▸ **Dataset excerpts**
>>

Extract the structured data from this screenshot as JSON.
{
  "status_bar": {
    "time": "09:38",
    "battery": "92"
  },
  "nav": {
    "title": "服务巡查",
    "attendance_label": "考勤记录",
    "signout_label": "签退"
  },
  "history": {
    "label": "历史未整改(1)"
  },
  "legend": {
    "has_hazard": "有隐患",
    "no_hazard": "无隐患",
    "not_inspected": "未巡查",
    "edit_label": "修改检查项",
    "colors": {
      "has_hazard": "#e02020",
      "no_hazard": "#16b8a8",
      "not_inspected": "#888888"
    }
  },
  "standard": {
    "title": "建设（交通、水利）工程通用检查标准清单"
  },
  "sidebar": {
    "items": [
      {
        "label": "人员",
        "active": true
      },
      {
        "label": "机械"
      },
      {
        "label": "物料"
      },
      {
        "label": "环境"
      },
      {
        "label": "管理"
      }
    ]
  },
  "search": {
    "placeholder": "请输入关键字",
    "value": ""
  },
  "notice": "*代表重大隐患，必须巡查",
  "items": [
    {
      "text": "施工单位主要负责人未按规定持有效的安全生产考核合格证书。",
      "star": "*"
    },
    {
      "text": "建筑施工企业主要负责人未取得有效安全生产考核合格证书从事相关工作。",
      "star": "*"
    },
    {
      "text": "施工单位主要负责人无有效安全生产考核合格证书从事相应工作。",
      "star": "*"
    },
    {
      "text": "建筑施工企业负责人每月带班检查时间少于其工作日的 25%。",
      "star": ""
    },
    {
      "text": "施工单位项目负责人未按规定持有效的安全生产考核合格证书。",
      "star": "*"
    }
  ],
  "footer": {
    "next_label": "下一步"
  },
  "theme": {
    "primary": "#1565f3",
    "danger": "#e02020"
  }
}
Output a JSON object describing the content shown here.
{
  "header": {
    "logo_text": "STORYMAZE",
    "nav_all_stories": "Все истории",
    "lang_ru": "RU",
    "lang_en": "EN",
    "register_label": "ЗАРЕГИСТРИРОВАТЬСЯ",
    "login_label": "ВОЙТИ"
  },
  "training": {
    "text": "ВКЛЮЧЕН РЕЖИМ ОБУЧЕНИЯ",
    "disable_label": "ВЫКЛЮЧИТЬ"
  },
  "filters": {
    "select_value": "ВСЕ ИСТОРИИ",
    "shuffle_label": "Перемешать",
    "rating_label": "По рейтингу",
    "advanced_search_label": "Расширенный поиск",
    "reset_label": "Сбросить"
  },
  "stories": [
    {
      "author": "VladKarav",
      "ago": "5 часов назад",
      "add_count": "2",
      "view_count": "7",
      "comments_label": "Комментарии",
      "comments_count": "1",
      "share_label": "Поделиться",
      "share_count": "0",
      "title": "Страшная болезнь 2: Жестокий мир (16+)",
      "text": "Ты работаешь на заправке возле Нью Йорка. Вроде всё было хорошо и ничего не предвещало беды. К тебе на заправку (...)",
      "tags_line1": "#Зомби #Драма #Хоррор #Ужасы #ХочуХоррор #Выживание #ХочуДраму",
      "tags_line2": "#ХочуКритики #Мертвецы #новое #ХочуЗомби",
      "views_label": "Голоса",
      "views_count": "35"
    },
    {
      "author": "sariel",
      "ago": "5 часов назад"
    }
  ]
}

<<

▸ **Directions**
Type out the whole listing above again, exactly as it stands.

▸ **Result**
Extract the structured data from this screenshot as JSON.
{
  "status_bar": {
    "time": "09:38",
    "battery": "92"
  },
  "nav": {
    "title": "服务巡查",
    "attendance_label": "考勤记录",
    "signout_label": "签退"
  },
  "history": {
    "label": "历史未整改(1)"
  },
  "legend": {
    "has_hazard": "有隐患",
    "no_hazard": "无隐患",
    "not_inspected": "未巡查",
    "edit_label": "修改检查项",
    "colors": {
      "has_hazard": "#e02020",
      "no_hazard": "#16b8a8",
      "not_inspected": "#888888"
    }
  },
  "standard": {
    "title": "建设（交通、水利）工程通用检查标准清单"
  },
  "sidebar": {
    "items": [
      {
        "label": "人员",
        "active": true
      },
      {
        "label": "机械"
      },
      {
        "label": "物料"
      },
      {
        "label": "环境"
      },
      {
        "label": "管理"
      }
    ]
  },
  "search": {
    "placeholder": "请输入关键字",
    "value": ""
  },
  "notice": "*代表重大隐患，必须巡查",
  "items": [
    {
      "text": "施工单位主要负责人未按规定持有效的安全生产考核合格证书。",
      "star": "*"
    },
    {
      "text": "建筑施工企业主要负责人未取得有效安全生产考核合格证书从事相关工作。",
      "star": "*"
    },
    {
      "text": "施工单位主要负责人无有效安全生产考核合格证书从事相应工作。",
      "star": "*"
    },
    {
      "text": "建筑施工企业负责人每月带班检查时间少于其工作日的 25%。",
      "star": ""
    },
    {
      "text": "施工单位项目负责人未按规定持有效的安全生产考核合格证书。",
      "star": "*"
    }
  ],
  "footer": {
    "next_label": "下一步"
  },
  "theme": {
    "primary": "#1565f3",
    "danger": "#e02020"
  }
}
Output a JSON object describing the content shown here.
{
  "header": {
    "logo_text": "STORYMAZE",
    "nav_all_stories": "Все истории",
    "lang_ru": "RU",
    "lang_en": "EN",
    "register_label": "ЗАРЕГИСТРИРОВАТЬСЯ",
    "login_label": "ВОЙТИ"
  },
  "training": {
    "text": "ВКЛЮЧЕН РЕЖИМ ОБУЧЕНИЯ",
    "disable_label": "ВЫКЛЮЧИТЬ"
  },
  "filters": {
    "select_value": "ВСЕ ИСТОРИИ",
    "shuffle_label": "Перемешать",
    "rating_label": "По рейтингу",
    "advanced_search_label": "Расширенный поиск",
    "reset_label": "Сбросить"
  },
  "stories": [
    {
      "author": "VladKarav",
      "ago": "5 часов назад",
      "add_count": "2",
      "view_count": "7",
      "comments_label": "Комментарии",
      "comments_count": "1",
      "share_label": "Поделиться",
      "share_count": "0",
      "title": "Страшная болезнь 2: Жестокий мир (16+)",
      "text": "Ты работаешь на заправке возле Нью Йорка. Вроде всё было хорошо и ничего не предвещало беды. К тебе на заправку (...)",
      "tags_line1": "#Зомби #Драма #Хоррор #Ужасы #ХочуХоррор #Выживание #ХочуДраму",
      "tags_line2": "#ХочуКритики #Мертвецы #новое #ХочуЗомби",
      "views_label": "Голоса",
      "views_count": "35"
    },
    {
      "author": "sariel",
      "ago": "5 часов назад"
    }
  ]
}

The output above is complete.